**TASK TO CARRY OUT**
Below are the records; locate each line with the word "este" and copy it.

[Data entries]

::::::

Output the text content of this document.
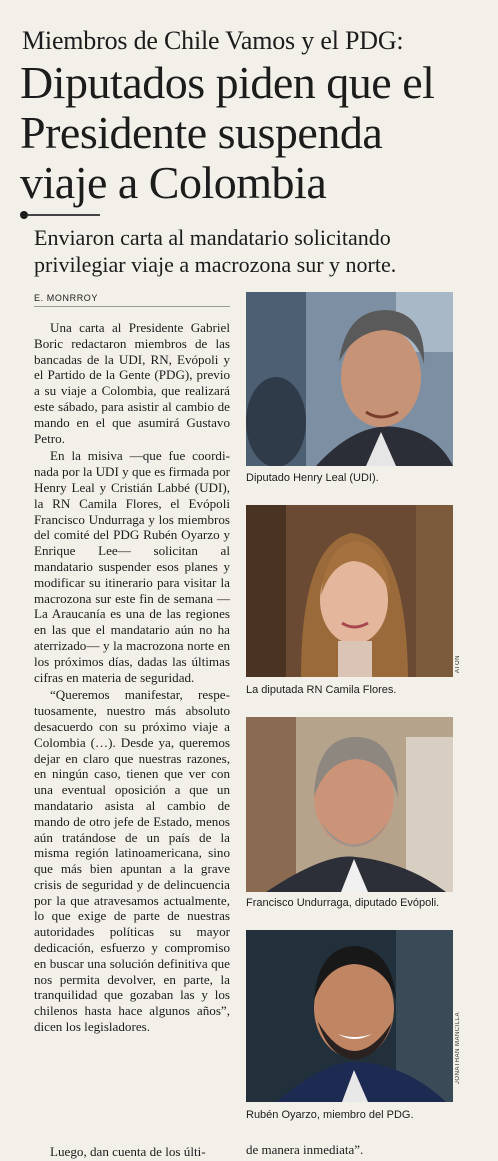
Miembros de Chile Vamos y el PDG:
Diputados piden que el
Presidente suspenda
viaje a Colombia
Enviaron carta al mandatario solicitando
privilegiar viaje a macrozona sur y norte.
E. MONRROY

Una carta al Presidente Gabriel Boric redactaron miembros de las bancadas de la UDI, RN, Evópoli y el Partido de la Gente (PDG), previo a su viaje a Colombia, que realizará este sábado, para asistir al cambio de mando en el que asumirá Gustavo Petro.

En la misiva —que fue coordinada por la UDI y que es firmada por Henry Leal y Cristián Labbé (UDI), la RN Camila Flores, el Evópoli Francisco Undurraga y los miembros del comité del PDG Rubén Oyarzo y Enrique Lee— solicitan al mandatario suspender esos planes y modificar su itinerario para visitar la macrozona sur este fin de semana —La Araucanía es una de las regiones en las que el mandatario aún no ha aterrizado— y la macrozona norte en los próximos días, dadas las últimas cifras en materia de seguridad.

“Queremos manifestar, respetuosamente, nuestro más absoluto desacuerdo con su próximo viaje a Colombia (…). Desde ya, queremos dejar en claro que nuestras razones, en ningún caso, tienen que ver con una eventual oposición a que un mandatario asista al cambio de mando de otro jefe de Estado, menos aún tratándose de un país de la misma región latinoamericana, sino que más bien apuntan a la grave crisis de seguridad y de delincuencia por la que atravesamos actualmente, lo que exige de parte de nuestras autoridades políticas su mayor dedicación, esfuerzo y compromiso en buscar una solución definitiva que nos permita devolver, en parte, la tranquilidad que gozaban las y los chilenos hasta hace algunos años”, dicen los legisladores.

Luego, dan cuenta de los últi-

Diputado Henry Leal (UDI).
ATON
La diputada RN Camila Flores.
Francisco Undurraga, diputado Evópoli.
JONATHAN MANCILLA
Rubén Oyarzo, miembro del PDG.
de manera inmediata”.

::::::

**WRITTEN SOLUTION**
Una carta al Presidente Gabriel Boric redactaron miembros de las bancadas de la UDI, RN, Evópoli y el Partido de la Gente (PDG), previo a su viaje a Colombia, que realizará este sábado, para asistir al cambio de mando en el que asumirá Gustavo Petro.
En la misiva —que fue coordinada por la UDI y que es firmada por Henry Leal y Cristián Labbé (UDI), la RN Camila Flores, el Evópoli Francisco Undurraga y los miembros del comité del PDG Rubén Oyarzo y Enrique Lee— solicitan al mandatario suspender esos planes y modificar su itinerario para visitar la macrozona sur este fin de semana —La Araucanía es una de las regiones en las que el mandatario aún no ha aterrizado— y la macrozona norte en los próximos días, dadas las últimas cifras en materia de seguridad.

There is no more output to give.